In the entries that follow, how many lines contain the word "name"? Answer with the number only.

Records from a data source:
• • •

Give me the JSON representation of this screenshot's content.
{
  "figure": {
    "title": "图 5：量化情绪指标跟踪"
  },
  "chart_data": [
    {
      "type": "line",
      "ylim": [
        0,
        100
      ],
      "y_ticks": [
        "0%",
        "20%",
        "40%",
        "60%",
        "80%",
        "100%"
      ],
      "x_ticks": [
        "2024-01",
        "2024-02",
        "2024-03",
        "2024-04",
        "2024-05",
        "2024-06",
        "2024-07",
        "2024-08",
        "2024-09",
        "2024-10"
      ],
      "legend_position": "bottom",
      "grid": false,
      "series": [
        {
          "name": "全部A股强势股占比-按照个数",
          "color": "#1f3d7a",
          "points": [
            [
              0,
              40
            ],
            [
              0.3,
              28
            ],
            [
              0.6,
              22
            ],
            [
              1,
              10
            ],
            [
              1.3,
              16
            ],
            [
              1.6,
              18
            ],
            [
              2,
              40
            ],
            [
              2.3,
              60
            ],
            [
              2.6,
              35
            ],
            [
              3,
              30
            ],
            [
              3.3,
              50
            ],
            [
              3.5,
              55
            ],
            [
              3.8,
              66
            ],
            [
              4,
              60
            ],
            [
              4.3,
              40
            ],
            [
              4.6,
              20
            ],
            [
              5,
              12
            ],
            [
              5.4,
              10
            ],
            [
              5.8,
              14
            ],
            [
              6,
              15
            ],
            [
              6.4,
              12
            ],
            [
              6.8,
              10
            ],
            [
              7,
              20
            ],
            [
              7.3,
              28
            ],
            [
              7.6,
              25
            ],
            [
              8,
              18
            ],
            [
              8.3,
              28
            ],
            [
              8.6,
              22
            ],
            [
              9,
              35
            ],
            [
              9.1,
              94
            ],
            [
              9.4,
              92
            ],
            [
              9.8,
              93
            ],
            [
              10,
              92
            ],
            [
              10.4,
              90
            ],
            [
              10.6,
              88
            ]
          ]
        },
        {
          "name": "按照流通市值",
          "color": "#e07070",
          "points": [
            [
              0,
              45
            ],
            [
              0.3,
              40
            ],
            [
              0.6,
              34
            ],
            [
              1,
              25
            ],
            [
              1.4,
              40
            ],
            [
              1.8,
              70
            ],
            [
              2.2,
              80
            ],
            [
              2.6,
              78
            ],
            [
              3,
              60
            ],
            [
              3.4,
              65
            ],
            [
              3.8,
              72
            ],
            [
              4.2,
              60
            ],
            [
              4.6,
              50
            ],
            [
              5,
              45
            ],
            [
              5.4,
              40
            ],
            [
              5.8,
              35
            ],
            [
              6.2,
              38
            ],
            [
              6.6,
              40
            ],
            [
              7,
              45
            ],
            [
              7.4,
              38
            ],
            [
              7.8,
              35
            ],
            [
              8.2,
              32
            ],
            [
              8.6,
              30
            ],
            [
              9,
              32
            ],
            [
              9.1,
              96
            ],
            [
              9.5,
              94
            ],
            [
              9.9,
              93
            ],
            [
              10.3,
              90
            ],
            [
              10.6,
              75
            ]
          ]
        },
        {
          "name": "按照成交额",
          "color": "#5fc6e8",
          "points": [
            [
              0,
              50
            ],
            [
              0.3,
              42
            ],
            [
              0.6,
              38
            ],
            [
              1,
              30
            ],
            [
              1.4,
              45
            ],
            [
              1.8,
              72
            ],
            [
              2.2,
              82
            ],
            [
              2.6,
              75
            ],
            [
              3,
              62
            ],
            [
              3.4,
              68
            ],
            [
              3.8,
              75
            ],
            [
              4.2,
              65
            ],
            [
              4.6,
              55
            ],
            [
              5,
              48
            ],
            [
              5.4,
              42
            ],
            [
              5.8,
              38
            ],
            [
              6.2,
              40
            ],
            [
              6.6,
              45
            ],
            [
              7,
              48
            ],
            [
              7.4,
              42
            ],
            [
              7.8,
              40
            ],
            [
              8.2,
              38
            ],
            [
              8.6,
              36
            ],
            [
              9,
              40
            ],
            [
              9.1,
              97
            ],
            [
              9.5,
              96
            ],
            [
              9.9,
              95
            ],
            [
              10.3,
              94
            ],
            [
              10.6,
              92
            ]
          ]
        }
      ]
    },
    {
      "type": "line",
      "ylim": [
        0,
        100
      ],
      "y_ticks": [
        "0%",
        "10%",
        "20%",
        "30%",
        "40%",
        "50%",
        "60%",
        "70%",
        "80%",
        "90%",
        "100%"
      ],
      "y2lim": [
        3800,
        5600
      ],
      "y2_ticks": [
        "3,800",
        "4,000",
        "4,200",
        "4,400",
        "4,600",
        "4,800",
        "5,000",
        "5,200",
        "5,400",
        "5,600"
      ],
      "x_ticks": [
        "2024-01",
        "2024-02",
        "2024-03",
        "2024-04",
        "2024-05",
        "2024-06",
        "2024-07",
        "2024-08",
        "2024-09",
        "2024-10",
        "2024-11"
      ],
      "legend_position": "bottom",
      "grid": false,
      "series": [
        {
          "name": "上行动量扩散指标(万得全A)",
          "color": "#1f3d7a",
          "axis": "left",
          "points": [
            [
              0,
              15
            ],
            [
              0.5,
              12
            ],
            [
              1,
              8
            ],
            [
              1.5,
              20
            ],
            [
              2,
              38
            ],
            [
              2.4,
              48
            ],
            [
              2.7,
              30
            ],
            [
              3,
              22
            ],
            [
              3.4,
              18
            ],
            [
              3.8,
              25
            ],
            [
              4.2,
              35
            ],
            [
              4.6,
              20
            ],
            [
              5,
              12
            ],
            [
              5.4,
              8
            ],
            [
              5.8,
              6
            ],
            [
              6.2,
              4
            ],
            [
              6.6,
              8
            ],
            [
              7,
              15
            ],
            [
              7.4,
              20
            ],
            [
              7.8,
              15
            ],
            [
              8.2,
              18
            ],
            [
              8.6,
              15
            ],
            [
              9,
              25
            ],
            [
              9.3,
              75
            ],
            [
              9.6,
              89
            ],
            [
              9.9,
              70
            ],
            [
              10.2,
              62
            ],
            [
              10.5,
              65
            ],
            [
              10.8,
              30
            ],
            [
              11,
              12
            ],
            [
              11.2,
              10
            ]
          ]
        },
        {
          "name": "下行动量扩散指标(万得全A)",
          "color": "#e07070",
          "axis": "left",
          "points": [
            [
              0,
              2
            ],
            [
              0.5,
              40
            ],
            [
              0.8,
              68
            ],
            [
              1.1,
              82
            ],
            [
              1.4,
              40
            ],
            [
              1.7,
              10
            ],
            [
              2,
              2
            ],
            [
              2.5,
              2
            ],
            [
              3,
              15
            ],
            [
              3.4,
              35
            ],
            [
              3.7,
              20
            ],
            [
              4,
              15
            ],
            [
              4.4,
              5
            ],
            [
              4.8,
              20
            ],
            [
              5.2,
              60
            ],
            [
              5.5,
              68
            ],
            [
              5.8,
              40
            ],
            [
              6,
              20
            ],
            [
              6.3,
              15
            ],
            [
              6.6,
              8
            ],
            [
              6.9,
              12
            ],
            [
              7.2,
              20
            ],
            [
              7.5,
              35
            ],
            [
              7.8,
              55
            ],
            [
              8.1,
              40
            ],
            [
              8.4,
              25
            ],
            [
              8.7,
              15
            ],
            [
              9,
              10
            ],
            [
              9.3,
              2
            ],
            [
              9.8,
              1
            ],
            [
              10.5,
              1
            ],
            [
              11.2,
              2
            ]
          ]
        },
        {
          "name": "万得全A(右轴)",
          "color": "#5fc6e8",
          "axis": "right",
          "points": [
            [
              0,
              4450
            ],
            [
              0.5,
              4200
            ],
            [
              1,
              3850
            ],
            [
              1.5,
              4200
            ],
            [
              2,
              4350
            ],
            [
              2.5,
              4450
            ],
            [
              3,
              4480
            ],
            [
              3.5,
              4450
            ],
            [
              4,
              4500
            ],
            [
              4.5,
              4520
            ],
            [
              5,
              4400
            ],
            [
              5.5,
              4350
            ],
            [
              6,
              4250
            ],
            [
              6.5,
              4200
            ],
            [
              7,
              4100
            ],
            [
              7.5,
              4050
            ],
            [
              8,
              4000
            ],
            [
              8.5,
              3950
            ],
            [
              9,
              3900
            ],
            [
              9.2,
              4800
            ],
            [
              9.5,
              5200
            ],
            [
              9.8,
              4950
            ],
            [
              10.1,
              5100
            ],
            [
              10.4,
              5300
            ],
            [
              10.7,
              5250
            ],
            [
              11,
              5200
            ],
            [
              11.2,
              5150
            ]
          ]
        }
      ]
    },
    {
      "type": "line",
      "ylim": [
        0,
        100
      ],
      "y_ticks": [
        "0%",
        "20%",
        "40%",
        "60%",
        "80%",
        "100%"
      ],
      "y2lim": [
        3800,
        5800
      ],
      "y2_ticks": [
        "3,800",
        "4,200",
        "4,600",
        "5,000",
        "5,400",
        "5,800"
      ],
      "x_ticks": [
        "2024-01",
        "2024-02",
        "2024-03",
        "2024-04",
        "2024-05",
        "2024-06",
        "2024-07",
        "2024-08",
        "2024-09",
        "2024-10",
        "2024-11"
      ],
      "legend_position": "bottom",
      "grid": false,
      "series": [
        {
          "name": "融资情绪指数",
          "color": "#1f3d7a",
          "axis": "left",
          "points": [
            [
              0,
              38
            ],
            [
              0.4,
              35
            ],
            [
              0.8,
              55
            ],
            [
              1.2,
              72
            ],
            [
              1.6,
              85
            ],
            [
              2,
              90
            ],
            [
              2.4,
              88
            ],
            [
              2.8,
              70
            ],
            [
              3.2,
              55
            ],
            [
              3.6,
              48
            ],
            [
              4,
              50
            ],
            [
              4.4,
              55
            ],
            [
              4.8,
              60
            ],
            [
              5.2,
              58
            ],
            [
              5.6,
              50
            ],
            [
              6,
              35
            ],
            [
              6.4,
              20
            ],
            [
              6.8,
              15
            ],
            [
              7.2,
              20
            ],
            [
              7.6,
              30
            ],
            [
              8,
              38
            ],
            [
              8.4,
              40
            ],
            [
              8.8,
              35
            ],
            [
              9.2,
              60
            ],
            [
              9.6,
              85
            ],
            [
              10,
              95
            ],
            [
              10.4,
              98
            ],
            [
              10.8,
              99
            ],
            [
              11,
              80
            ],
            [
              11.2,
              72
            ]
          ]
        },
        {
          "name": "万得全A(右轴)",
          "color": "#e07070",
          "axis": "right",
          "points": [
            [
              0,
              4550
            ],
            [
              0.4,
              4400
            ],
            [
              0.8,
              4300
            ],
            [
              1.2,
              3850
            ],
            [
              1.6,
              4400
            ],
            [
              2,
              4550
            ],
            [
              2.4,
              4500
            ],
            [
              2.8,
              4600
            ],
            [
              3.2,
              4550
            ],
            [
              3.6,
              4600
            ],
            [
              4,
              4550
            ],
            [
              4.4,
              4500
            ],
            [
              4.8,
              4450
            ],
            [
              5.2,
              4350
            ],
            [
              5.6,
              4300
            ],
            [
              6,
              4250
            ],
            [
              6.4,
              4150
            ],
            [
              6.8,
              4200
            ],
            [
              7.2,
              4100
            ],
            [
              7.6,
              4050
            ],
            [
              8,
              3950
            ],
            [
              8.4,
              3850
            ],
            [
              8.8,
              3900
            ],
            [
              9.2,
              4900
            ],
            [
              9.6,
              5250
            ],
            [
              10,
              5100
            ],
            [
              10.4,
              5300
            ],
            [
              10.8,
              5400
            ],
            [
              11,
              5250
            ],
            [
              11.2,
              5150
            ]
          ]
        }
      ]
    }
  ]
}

• • •

**Correct result:**
8